> [DATA IN THIS EXERCISE]:
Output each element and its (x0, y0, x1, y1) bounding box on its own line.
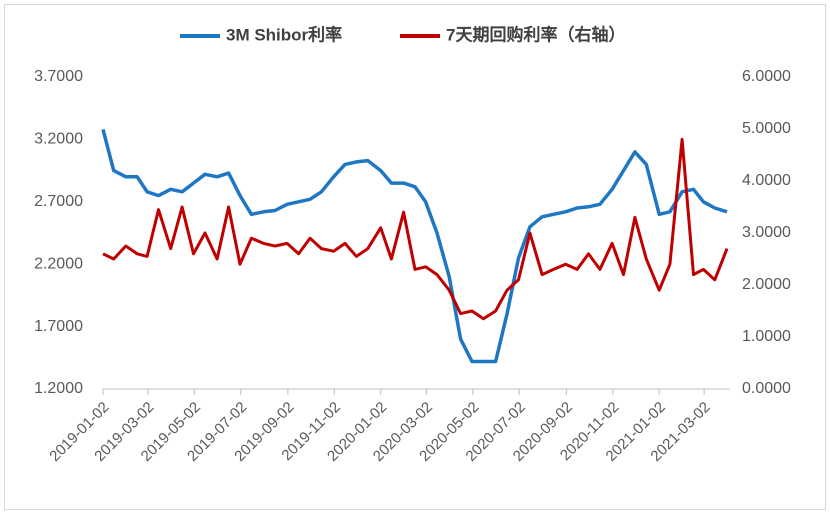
series-line (102, 137, 729, 321)
y2-tick-label: 5.0000 (742, 120, 791, 137)
y2-tick-label: 6.0000 (742, 68, 791, 85)
chart-border (4, 4, 826, 510)
legend-label: 7天期回购利率（右轴） (446, 24, 625, 44)
y2-tick-label: 3.0000 (742, 224, 791, 241)
y-tick-label: 3.2000 (34, 131, 83, 148)
y2-tick-label: 2.0000 (742, 276, 791, 293)
y2-tick-label: 0.0000 (742, 380, 791, 397)
y2-tick-label: 1.0000 (742, 328, 791, 345)
legend-label: 3M Shibor利率 (226, 24, 342, 44)
y-tick-label: 1.2000 (34, 380, 83, 397)
y-tick-label: 3.7000 (34, 68, 83, 85)
y-tick-label: 1.7000 (34, 318, 83, 335)
y-tick-label: 2.2000 (34, 255, 83, 272)
y2-tick-label: 4.0000 (742, 172, 791, 189)
y-tick-label: 2.7000 (34, 193, 83, 210)
series-line (101, 128, 728, 364)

> [THE EXERCISE]:
Please copy every line of the items above character for character, leaving out the pictures.

> [PROBLEM SOLUTION]:
Output each element and its (x0, y0, x1, y1) bounding box on its own line.
series-line (102, 137, 729, 321)
y2-tick-label: 5.0000 (742, 120, 791, 137)
y2-tick-label: 6.0000 (742, 68, 791, 85)
chart-border (4, 4, 826, 510)
legend-label: 7天期回购利率（右轴） (446, 24, 625, 44)
y2-tick-label: 3.0000 (742, 224, 791, 241)
y-tick-label: 3.2000 (34, 131, 83, 148)
y2-tick-label: 2.0000 (742, 276, 791, 293)
y2-tick-label: 0.0000 (742, 380, 791, 397)
y2-tick-label: 1.0000 (742, 328, 791, 345)
legend-label: 3M Shibor利率 (226, 24, 342, 44)
y-tick-label: 1.2000 (34, 380, 83, 397)
y-tick-label: 3.7000 (34, 68, 83, 85)
y-tick-label: 1.7000 (34, 318, 83, 335)
y-tick-label: 2.2000 (34, 255, 83, 272)
y2-tick-label: 4.0000 (742, 172, 791, 189)
y-tick-label: 2.7000 (34, 193, 83, 210)
series-line (101, 128, 728, 364)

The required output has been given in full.